Extend the article on physicians' failure to disclose conflicts of interest on social media, picking up right after its final sentence.

→ Provided passage:
:::::
As the use of Twitter and other social media by physicians and patients rises, some physicians forget to do what many consider crucial for building doctor-patient trust: disclose potential conflicts of interest.
In a commentary published online in the Journal of General Internal Medicine, Dr. Matthew DeCamp, a postdoctoral fellow in the Johns Hopkins University School of Medicine’s Division of General Internal Medicine, argued that some physicians use social media to give advice to patients and the public without revealing drug industry ties or other information that may bias their opinions.
Without serious efforts to divulge such information – standard practice when publishing in medical journals and recommended in one-on-one contacts with patients – Dr. DeCamp said consumers are left in the dark.
“As physicians and patients increasingly interact online, the standards of appropriate behaviour become really unclear,” Dr. DeCamp said. “In light of norms of disclosure accepted throughout medicine, it’s surprising that major medical guidelines fail to adequately address this issue.”
Among the national organisations that have issued social media guidelines are the American Medical Association and the Federation of State Medical Boards.
Dr. DeCamp acknowledges that use of social media has the potential to improve patient care and trust by increasing patient access to information. However, vigorous online “boundaries” are needed to not only assure privacy and confidentiality, but also to protect patients from misinformation and biased advice, he said.
:::::
→ Provided data:

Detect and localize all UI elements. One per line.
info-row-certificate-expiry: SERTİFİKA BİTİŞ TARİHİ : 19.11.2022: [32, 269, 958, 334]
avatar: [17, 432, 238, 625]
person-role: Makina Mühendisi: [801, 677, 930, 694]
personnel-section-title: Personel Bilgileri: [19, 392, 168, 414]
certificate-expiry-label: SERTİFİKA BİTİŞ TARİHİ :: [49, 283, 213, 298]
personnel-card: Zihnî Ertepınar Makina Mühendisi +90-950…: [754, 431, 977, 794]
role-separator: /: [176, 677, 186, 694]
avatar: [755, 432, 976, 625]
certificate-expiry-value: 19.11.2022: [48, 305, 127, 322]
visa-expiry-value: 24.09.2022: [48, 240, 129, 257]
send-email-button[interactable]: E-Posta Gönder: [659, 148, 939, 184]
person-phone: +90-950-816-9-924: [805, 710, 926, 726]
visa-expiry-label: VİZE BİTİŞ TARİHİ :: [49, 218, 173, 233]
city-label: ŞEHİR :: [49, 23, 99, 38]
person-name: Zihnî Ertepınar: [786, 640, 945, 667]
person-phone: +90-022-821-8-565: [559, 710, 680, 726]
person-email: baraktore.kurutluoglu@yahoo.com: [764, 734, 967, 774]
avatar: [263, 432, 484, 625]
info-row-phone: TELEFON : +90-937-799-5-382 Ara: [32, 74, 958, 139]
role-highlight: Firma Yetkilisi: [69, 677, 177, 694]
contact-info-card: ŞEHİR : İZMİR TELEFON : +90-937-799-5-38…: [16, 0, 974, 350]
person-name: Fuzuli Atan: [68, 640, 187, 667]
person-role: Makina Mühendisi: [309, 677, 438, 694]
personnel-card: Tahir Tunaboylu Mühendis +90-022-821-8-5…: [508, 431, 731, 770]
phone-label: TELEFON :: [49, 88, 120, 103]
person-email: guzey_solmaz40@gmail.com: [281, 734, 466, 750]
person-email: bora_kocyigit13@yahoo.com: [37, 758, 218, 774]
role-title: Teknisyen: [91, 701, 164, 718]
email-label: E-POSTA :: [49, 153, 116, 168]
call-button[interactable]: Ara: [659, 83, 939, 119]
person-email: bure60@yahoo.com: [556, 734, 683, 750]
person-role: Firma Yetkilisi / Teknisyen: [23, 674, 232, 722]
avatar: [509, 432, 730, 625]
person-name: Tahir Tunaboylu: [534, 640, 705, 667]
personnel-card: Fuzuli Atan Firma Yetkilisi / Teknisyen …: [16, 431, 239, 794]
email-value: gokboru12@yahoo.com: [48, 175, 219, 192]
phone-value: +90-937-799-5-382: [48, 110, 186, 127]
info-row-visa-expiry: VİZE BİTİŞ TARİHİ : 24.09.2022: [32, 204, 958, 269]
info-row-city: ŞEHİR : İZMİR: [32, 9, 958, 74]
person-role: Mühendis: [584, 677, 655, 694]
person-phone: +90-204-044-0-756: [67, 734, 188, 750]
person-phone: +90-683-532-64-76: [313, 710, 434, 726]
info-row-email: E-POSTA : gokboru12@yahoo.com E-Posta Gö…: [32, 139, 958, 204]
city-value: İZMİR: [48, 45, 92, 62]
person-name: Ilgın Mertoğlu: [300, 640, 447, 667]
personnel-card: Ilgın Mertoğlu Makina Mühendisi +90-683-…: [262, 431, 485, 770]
:::::
→ Expected answer:
In an office setting, for example, when doctors prescribe a blood pressure medication, professional guidelines say they are ethically bound to tell patients if they have any financial relationship – such as receipt of consulting fees – with the manufacturer of the drug. Guidelines also call for disclosure when they publish studies about blood pressure medication, and medical journals require them to fill out a detailed disclosure form, but online, it’s “an unacceptably grey area”, Dr. DeCamp said.
The absence of stricter guidelines for online doctor-patient interactions is especially puzzling, Dr. DeCamp said, given the move to ever-stricter disclosure requirements offline. There has been a movement from simple disclosure to better efforts to manage and eliminate conflicts.
While some professional guidelines do recommend disclosure in social media, Dr. DeCamp said, they don’t lay out how it should be done, while many ignore the topic altogether.
“You need to be proactive so that your undisclosed conflict doesn’t end up on the front page of The New York Times. Conflicts need to be disclosed and it’s surprising that we have so far to go regarding disclosure and management on social media,” Dr. DeCamp said.